### Provided passage
'''
Thursday 5 July 2012

Louisa's letter, part 1

The analysis of Louisa's letter is the most in depth I've done to date.  The kind of close genealogical investigation of her life is what will allow me - eventually! - to get an understanding of the range of women who formed Vesta Tilley's audience.

Close textual analysis of the original document is the first step.  The letter offers some genealogical material for consideration: the data about her father, her sons, her cousin, all help the researcher on Ancestry.  She was not writing with me in mind, however!  Her discussion of kinship is part of how she writes Vesta into her family.  'My dear Vesta' is proprietary, and discussions of how the rest of Louisa's family know Vesta as well makes the claim more total.  Between Vesta knowing, courtesy of this letter, about Louisa's family, and also by Louisa explaining who else she knows in Vesta's - Vesta's brother and sister, Vesta's husband via her cousin - the ties go both ways.  Making Vesta 'part of the family', gives Louisa's letter a validity she needs to send this message across the boundary between fan and star.  

But it's not just kinship she uses to validate her writing.  She also namechecks many important touchstones in the music industry, both in Liverpool and also nationally.  First, she tells Vesta that she could have been on stage, bar the intervention of her father.  'I am one of you' is implied, and reinforced when she describes her son asking her to perform Vesta's songs for him.  Second, the venues she mentions were among the major stops on the music hall circuit, over the nearly 40 years in which Vesta was performing in them, and Louisa was in the audience.  The fact Louisa can name the changes from Alexandra to Empire, and the arrival of the Hippodrome further demonstrates her commitment.  Third, she namechecks the proprietors of these venues - Mrs Saker of the Parthenon, Mrs Stoll and her son (Oswald) - to imply again that she and Vesta share the same network of associates.  Louisa is not just coming for the show.  She is also part of the community.
'''
### Source material
'''
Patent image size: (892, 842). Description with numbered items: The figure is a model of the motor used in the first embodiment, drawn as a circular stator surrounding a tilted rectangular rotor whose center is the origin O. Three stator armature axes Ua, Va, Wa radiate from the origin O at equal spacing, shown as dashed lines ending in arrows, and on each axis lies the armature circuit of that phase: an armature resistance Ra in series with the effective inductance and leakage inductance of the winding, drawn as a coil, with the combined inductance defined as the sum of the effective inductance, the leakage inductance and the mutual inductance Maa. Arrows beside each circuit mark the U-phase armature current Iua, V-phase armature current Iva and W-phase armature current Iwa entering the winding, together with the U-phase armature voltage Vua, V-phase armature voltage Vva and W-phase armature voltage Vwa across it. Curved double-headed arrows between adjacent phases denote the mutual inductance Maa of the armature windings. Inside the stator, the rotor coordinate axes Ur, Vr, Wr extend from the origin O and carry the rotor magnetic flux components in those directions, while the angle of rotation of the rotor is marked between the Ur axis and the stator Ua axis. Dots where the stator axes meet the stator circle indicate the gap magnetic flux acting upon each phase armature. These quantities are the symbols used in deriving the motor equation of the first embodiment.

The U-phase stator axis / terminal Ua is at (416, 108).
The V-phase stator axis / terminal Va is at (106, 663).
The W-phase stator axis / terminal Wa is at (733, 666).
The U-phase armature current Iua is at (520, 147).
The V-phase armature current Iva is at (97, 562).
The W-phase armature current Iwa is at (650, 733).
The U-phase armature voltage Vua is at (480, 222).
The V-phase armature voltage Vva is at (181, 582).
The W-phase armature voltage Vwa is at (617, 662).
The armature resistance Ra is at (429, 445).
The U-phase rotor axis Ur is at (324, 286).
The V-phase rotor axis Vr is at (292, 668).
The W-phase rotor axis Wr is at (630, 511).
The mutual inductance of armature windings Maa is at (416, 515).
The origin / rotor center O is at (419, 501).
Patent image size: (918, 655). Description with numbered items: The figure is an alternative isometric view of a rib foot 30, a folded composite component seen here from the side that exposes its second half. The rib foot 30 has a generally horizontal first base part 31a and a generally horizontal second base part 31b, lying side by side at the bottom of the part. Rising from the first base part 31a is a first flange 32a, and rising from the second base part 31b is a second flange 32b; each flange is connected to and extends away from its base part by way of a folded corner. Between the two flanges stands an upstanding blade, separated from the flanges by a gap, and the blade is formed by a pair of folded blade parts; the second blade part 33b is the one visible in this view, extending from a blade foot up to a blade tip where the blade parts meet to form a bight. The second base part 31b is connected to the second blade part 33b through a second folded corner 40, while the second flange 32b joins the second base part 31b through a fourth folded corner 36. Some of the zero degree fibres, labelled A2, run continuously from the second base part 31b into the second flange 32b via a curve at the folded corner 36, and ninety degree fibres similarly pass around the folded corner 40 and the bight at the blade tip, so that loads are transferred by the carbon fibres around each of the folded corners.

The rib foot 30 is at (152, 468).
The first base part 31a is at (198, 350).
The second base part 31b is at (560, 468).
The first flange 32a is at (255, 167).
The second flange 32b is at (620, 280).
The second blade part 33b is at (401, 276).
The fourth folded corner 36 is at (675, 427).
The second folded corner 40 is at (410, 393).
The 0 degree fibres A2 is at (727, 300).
'''
Retype the whole post about Louisa's letter word for word, from the date line through the last sentence.

Thursday 5 July 2012

Louisa's letter, part 1

The analysis of Louisa's letter is the most in depth I've done to date.  The kind of close genealogical investigation of her life is what will allow me - eventually! - to get an understanding of the range of women who formed Vesta Tilley's audience.

Close textual analysis of the original document is the first step.  The letter offers some genealogical material for consideration: the data about her father, her sons, her cousin, all help the researcher on Ancestry.  She was not writing with me in mind, however!  Her discussion of kinship is part of how she writes Vesta into her family.  'My dear Vesta' is proprietary, and discussions of how the rest of Louisa's family know Vesta as well makes the claim more total.  Between Vesta knowing, courtesy of this letter, about Louisa's family, and also by Louisa explaining who else she knows in Vesta's - Vesta's brother and sister, Vesta's husband via her cousin - the ties go both ways.  Making Vesta 'part of the family', gives Louisa's letter a validity she needs to send this message across the boundary between fan and star.  

But it's not just kinship she uses to validate her writing.  She also namechecks many important touchstones in the music industry, both in Liverpool and also nationally.  First, she tells Vesta that she could have been on stage, bar the intervention of her father.  'I am one of you' is implied, and reinforced when she describes her son asking her to perform Vesta's songs for him.  Second, the venues she mentions were among the major stops on the music hall circuit, over the nearly 40 years in which Vesta was performing in them, and Louisa was in the audience.  The fact Louisa can name the changes from Alexandra to Empire, and the arrival of the Hippodrome further demonstrates her commitment.  Third, she namechecks the proprietors of these venues - Mrs Saker of the Parthenon, Mrs Stoll and her son (Oswald) - to imply again that she and Vesta share the same network of associates.  Louisa is not just coming for the show.  She is also part of the community.